__Figure record extracts__
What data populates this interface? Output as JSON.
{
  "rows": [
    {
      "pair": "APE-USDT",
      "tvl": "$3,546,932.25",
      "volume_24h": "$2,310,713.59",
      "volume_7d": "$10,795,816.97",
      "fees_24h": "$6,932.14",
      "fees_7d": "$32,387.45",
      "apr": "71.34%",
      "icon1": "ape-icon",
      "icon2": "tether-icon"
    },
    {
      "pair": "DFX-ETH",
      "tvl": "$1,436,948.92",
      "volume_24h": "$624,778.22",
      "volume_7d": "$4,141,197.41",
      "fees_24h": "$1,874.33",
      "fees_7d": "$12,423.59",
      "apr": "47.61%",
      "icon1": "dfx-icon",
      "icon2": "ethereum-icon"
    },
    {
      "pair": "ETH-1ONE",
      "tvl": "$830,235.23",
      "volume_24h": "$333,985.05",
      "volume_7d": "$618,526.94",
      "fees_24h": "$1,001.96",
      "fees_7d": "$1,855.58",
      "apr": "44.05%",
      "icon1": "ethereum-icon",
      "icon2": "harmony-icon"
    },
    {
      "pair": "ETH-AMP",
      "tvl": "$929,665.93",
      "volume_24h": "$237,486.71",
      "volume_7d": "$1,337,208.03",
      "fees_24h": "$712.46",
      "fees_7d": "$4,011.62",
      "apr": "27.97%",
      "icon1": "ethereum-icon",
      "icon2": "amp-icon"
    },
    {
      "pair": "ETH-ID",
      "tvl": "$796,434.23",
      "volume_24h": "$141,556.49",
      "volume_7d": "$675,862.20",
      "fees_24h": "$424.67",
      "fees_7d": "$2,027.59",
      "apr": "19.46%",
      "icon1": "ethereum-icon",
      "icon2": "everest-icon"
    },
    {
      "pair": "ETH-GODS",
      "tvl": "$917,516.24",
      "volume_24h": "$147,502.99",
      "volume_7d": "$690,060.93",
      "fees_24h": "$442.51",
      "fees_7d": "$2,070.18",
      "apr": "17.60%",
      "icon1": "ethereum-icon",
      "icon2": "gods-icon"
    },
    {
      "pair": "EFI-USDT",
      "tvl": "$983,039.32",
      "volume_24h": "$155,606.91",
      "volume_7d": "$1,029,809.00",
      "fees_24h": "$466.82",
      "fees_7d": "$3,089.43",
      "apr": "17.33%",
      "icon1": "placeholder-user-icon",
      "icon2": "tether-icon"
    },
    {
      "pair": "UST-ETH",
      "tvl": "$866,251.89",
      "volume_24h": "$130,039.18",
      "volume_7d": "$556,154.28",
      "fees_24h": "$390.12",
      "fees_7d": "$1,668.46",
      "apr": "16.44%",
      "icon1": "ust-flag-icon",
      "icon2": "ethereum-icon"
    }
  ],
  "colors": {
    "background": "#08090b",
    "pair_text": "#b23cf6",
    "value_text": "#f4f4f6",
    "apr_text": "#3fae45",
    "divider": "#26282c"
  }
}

__What you have to do__
Output all of the material, please, exactly as it stands.

__Correct answer__
What data populates this interface? Output as JSON.
{
  "rows": [
    {
      "pair": "APE-USDT",
      "tvl": "$3,546,932.25",
      "volume_24h": "$2,310,713.59",
      "volume_7d": "$10,795,816.97",
      "fees_24h": "$6,932.14",
      "fees_7d": "$32,387.45",
      "apr": "71.34%",
      "icon1": "ape-icon",
      "icon2": "tether-icon"
    },
    {
      "pair": "DFX-ETH",
      "tvl": "$1,436,948.92",
      "volume_24h": "$624,778.22",
      "volume_7d": "$4,141,197.41",
      "fees_24h": "$1,874.33",
      "fees_7d": "$12,423.59",
      "apr": "47.61%",
      "icon1": "dfx-icon",
      "icon2": "ethereum-icon"
    },
    {
      "pair": "ETH-1ONE",
      "tvl": "$830,235.23",
      "volume_24h": "$333,985.05",
      "volume_7d": "$618,526.94",
      "fees_24h": "$1,001.96",
      "fees_7d": "$1,855.58",
      "apr": "44.05%",
      "icon1": "ethereum-icon",
      "icon2": "harmony-icon"
    },
    {
      "pair": "ETH-AMP",
      "tvl": "$929,665.93",
      "volume_24h": "$237,486.71",
      "volume_7d": "$1,337,208.03",
      "fees_24h": "$712.46",
      "fees_7d": "$4,011.62",
      "apr": "27.97%",
      "icon1": "ethereum-icon",
      "icon2": "amp-icon"
    },
    {
      "pair": "ETH-ID",
      "tvl": "$796,434.23",
      "volume_24h": "$141,556.49",
      "volume_7d": "$675,862.20",
      "fees_24h": "$424.67",
      "fees_7d": "$2,027.59",
      "apr": "19.46%",
      "icon1": "ethereum-icon",
      "icon2": "everest-icon"
    },
    {
      "pair": "ETH-GODS",
      "tvl": "$917,516.24",
      "volume_24h": "$147,502.99",
      "volume_7d": "$690,060.93",
      "fees_24h": "$442.51",
      "fees_7d": "$2,070.18",
      "apr": "17.60%",
      "icon1": "ethereum-icon",
      "icon2": "gods-icon"
    },
    {
      "pair": "EFI-USDT",
      "tvl": "$983,039.32",
      "volume_24h": "$155,606.91",
      "volume_7d": "$1,029,809.00",
      "fees_24h": "$466.82",
      "fees_7d": "$3,089.43",
      "apr": "17.33%",
      "icon1": "placeholder-user-icon",
      "icon2": "tether-icon"
    },
    {
      "pair": "UST-ETH",
      "tvl": "$866,251.89",
      "volume_24h": "$130,039.18",
      "volume_7d": "$556,154.28",
      "fees_24h": "$390.12",
      "fees_7d": "$1,668.46",
      "apr": "16.44%",
      "icon1": "ust-flag-icon",
      "icon2": "ethereum-icon"
    }
  ],
  "colors": {
    "background": "#08090b",
    "pair_text": "#b23cf6",
    "value_text": "#f4f4f6",
    "apr_text": "#3fae45",
    "divider": "#26282c"
  }
}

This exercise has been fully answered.